** YOUR TASK **
Word for word, print each line of the listing below; pictures stay out.

** PROVIDED ENTRIES **
⁂
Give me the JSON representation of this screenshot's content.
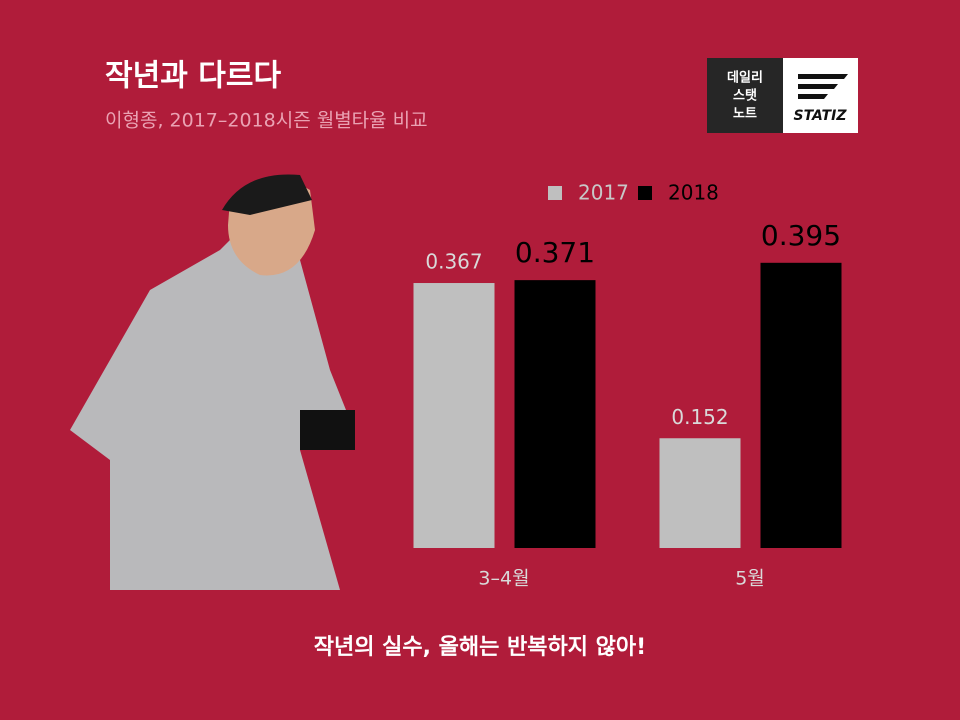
{
  "chart_data": {
    "type": "bar",
    "title": "작년과 다르다",
    "subtitle": "이형종, 2017–2018시즌 월별타율 비교",
    "categories": [
      "3–4월",
      "5월"
    ],
    "series": [
      {
        "name": "2017",
        "color": "#bfbfbf",
        "values": [
          0.367,
          0.152
        ]
      },
      {
        "name": "2018",
        "color": "#000000",
        "values": [
          0.371,
          0.395
        ]
      }
    ],
    "ylim": [
      0,
      0.5
    ],
    "annotation": "작년의 실수, 올해는 반복하지 않아!"
  },
  "badge": {
    "lines": [
      "데일리",
      "스탯",
      "노트"
    ],
    "brand": "STATIZ"
  }
}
⁂
** EXPECTED ANSWER **
Give me the JSON representation of this screenshot's content.
{
  "chart_data": {
    "type": "bar",
    "title": "작년과 다르다",
    "subtitle": "이형종, 2017–2018시즌 월별타율 비교",
    "categories": [
      "3–4월",
      "5월"
    ],
    "series": [
      {
        "name": "2017",
        "color": "#bfbfbf",
        "values": [
          0.367,
          0.152
        ]
      },
      {
        "name": "2018",
        "color": "#000000",
        "values": [
          0.371,
          0.395
        ]
      }
    ],
    "ylim": [
      0,
      0.5
    ],
    "annotation": "작년의 실수, 올해는 반복하지 않아!"
  },
  "badge": {
    "lines": [
      "데일리",
      "스탯",
      "노트"
    ],
    "brand": "STATIZ"
  }
}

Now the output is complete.